[begin Given entries]

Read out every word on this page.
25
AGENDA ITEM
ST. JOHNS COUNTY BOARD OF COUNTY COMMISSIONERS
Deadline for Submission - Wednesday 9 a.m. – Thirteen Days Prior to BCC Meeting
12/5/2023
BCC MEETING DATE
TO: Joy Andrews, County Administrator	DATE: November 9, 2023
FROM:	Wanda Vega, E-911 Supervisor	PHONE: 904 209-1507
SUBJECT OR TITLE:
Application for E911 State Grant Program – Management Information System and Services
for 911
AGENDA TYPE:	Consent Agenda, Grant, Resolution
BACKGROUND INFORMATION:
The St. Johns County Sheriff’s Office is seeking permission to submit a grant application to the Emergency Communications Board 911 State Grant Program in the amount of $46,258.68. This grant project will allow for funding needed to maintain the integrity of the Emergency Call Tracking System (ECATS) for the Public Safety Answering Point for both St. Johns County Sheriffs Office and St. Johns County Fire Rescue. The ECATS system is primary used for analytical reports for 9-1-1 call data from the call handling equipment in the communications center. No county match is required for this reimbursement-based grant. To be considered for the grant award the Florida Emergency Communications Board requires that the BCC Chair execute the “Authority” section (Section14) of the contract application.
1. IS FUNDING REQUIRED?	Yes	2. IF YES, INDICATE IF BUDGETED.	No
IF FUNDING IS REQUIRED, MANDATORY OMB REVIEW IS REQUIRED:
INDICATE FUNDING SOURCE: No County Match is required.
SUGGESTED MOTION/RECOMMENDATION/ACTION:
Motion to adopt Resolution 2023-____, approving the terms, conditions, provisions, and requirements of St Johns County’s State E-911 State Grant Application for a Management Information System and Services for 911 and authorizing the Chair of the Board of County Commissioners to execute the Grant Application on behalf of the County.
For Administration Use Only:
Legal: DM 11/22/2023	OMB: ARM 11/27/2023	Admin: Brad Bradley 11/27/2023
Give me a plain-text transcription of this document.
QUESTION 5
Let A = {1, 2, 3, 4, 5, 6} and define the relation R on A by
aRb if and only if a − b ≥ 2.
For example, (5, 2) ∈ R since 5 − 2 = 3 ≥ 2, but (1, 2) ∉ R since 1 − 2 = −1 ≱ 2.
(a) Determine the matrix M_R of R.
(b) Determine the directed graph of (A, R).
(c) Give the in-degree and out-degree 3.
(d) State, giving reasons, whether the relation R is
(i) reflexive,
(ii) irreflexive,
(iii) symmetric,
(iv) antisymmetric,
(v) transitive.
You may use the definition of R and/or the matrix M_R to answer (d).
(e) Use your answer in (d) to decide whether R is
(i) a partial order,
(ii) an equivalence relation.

[end Given entries]

▶ _Stated problem_: Pull out every line above that holds the word "matrix".

▶ _Result of the task_:
(a) Determine the matrix M_R of R.
You may use the definition of R and/or the matrix M_R to answer (d).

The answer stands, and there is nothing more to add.